Aim of the exercise: Present the lines of the listing as a numbered list, from its first line through the line containing "25, 498, 267]", with blank lines omitted.

Supplied material:
● ● ●

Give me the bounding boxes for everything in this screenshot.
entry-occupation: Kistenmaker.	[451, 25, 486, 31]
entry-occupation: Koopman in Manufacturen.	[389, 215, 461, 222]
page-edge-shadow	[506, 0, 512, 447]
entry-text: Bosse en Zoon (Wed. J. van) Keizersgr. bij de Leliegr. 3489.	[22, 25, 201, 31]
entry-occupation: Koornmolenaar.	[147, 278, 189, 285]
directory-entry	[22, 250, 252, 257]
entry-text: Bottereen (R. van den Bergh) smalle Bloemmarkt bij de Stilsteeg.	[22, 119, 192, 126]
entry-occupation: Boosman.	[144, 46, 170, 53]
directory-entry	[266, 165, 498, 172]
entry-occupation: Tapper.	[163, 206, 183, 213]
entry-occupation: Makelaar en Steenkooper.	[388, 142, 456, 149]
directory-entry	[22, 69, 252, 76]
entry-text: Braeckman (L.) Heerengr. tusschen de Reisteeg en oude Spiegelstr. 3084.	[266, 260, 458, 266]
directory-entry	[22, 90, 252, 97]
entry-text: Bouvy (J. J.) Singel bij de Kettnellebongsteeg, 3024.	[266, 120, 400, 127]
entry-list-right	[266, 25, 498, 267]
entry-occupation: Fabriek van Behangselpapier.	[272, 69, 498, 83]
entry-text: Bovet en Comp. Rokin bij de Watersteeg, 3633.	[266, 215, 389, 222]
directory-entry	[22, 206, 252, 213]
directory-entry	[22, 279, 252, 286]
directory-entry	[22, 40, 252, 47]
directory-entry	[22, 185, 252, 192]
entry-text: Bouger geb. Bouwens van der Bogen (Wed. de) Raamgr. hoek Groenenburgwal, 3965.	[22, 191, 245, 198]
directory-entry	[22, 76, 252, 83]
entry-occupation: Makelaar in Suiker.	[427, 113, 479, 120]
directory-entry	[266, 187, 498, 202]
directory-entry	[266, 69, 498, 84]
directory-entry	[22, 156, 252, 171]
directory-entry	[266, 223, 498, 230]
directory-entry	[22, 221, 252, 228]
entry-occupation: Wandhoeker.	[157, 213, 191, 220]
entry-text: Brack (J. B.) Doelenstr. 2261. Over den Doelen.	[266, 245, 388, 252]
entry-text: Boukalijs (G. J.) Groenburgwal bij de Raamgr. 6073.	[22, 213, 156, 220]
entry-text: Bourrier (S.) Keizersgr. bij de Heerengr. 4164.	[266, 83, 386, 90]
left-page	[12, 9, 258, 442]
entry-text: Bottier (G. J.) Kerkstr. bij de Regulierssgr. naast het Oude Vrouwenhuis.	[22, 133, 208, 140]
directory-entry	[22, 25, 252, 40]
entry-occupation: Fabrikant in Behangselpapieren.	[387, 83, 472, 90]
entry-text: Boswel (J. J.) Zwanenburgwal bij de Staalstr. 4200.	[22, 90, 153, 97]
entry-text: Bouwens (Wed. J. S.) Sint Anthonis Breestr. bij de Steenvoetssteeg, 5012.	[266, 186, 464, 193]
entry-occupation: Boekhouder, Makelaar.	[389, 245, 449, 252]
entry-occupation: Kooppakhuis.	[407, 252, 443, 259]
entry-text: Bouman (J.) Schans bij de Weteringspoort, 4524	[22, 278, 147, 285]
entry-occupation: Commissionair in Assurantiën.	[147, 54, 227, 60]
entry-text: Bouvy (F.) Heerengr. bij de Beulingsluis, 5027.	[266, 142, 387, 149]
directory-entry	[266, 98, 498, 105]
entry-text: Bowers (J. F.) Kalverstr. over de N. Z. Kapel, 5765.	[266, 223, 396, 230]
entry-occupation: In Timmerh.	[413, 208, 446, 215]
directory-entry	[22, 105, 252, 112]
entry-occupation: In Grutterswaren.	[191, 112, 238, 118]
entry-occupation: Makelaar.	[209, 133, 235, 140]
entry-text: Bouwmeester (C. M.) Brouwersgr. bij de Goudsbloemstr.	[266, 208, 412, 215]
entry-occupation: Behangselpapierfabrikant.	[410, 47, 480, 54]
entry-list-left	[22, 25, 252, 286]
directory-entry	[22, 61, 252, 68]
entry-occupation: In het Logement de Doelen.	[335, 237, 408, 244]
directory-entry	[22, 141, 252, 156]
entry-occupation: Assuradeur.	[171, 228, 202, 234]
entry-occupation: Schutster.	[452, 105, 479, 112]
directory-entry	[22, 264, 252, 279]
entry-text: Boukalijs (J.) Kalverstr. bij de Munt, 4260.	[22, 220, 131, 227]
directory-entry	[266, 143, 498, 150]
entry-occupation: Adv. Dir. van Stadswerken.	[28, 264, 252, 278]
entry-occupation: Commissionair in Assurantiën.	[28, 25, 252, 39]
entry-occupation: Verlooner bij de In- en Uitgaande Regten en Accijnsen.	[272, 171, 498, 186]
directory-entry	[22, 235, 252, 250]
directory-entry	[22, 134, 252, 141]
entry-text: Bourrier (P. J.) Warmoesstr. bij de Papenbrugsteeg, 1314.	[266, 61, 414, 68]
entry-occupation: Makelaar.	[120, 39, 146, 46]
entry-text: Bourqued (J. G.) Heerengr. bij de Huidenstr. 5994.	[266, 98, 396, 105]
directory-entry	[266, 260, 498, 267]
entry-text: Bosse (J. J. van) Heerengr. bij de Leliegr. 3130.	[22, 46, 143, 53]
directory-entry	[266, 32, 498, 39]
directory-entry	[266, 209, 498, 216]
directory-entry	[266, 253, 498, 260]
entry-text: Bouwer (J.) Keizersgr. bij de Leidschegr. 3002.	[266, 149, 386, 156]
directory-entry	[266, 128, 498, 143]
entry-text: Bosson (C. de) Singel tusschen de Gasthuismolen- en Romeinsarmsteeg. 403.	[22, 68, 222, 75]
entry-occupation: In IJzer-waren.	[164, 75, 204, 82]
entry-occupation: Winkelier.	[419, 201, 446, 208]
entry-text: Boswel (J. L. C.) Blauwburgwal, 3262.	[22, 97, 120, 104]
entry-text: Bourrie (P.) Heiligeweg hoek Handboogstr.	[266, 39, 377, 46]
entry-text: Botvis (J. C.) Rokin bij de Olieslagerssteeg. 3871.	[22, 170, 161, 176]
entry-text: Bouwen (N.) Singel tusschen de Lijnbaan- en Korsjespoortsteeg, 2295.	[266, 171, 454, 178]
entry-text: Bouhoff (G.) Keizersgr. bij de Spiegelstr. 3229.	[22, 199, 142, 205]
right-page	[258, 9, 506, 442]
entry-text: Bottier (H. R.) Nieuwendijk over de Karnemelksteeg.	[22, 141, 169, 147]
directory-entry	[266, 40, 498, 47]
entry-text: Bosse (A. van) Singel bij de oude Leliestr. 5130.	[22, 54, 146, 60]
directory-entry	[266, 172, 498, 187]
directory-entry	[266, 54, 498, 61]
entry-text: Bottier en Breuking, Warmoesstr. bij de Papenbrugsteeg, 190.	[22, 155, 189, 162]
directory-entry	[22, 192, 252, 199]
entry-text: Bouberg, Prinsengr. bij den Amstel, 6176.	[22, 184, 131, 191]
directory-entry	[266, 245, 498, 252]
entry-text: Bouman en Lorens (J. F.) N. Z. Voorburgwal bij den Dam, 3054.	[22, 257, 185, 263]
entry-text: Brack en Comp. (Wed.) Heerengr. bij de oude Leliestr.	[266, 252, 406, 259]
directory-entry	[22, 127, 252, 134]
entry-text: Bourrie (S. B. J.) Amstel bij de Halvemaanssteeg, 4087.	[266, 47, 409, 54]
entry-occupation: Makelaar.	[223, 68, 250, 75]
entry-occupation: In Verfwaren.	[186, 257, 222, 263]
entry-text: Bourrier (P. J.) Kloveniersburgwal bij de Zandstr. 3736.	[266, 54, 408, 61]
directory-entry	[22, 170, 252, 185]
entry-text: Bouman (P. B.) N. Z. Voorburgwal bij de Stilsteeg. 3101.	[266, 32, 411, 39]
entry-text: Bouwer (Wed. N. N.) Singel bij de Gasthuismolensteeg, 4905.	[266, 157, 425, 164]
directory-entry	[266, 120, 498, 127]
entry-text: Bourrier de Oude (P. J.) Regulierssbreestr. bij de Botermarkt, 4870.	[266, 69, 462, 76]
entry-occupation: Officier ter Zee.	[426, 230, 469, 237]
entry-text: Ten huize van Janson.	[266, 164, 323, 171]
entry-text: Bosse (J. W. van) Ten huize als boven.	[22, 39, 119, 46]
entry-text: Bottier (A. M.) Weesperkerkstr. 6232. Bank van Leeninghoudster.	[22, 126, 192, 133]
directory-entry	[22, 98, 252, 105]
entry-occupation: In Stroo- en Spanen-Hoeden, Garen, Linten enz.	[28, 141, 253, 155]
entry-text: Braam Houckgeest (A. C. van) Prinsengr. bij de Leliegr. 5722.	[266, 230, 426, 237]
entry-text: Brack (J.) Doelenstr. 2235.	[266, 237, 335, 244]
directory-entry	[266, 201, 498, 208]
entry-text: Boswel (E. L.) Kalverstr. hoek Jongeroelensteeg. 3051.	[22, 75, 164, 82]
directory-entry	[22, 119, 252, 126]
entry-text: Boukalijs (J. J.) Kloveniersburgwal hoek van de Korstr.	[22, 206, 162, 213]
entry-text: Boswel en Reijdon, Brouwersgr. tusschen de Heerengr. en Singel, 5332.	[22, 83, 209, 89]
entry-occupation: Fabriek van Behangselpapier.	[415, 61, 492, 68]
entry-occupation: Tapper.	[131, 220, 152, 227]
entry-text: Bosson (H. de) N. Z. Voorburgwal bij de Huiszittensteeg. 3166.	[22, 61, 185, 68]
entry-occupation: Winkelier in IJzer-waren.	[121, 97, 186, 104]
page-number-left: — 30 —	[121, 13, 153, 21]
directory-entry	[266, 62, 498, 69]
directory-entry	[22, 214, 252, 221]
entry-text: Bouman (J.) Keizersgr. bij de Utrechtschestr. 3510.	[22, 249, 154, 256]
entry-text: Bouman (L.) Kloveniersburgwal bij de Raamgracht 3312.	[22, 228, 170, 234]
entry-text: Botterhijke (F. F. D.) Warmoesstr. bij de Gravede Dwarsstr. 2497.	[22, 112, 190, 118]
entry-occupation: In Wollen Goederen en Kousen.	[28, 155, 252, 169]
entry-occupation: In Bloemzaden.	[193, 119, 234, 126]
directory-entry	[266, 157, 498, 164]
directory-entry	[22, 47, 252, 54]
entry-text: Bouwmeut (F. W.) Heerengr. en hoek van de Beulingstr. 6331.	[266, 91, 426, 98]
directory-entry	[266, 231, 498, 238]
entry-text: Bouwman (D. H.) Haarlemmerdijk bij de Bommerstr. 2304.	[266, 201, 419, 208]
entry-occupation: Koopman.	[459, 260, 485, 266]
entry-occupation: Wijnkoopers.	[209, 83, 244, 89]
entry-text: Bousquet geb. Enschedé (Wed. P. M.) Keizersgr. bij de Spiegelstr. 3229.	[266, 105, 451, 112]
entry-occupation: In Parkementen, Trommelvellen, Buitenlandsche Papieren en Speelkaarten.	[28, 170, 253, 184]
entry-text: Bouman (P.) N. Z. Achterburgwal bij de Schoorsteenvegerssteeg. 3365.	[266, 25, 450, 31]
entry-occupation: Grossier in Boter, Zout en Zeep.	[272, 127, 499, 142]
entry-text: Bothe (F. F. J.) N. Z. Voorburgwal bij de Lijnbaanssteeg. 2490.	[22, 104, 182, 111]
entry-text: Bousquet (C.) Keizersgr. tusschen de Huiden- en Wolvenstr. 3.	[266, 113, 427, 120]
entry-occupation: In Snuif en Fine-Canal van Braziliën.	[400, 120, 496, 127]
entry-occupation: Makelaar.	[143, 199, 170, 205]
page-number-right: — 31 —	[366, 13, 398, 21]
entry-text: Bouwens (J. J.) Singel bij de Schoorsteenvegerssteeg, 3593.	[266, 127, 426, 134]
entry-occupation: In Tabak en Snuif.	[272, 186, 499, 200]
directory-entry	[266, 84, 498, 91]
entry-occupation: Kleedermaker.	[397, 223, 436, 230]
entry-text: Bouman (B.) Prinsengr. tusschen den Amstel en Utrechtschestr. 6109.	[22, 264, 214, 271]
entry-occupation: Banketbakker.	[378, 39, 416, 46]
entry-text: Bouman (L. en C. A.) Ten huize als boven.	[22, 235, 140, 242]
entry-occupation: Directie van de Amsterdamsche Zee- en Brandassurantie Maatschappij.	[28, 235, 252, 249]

● ● ●

Output for this task:
1. Give me the bounding boxes for everything in this screenshot.
2. entry-occupation: Kistenmaker.	[451, 25, 486, 31]
3. entry-occupation: Koopman in Manufacturen.	[389, 215, 461, 222]
4. page-edge-shadow	[506, 0, 512, 447]
5. entry-text: Bosse en Zoon (Wed. J. van) Keizersgr. bij de Leliegr. 3489.	[22, 25, 201, 31]
6. entry-occupation: Koornmolenaar.	[147, 278, 189, 285]
7. directory-entry	[22, 250, 252, 257]
8. entry-text: Bottereen (R. van den Bergh) smalle Bloemmarkt bij de Stilsteeg.	[22, 119, 192, 126]
9. entry-occupation: Boosman.	[144, 46, 170, 53]
10. directory-entry	[266, 165, 498, 172]
11. entry-occupation: Tapper.	[163, 206, 183, 213]
12. entry-occupation: Makelaar en Steenkooper.	[388, 142, 456, 149]
13. directory-entry	[22, 69, 252, 76]
14. entry-text: Braeckman (L.) Heerengr. tusschen de Reisteeg en oude Spiegelstr. 3084.	[266, 260, 458, 266]
15. directory-entry	[22, 90, 252, 97]
16. entry-text: Bouvy (J. J.) Singel bij de Kettnellebongsteeg, 3024.	[266, 120, 400, 127]
17. entry-list-right	[266, 25, 498, 267]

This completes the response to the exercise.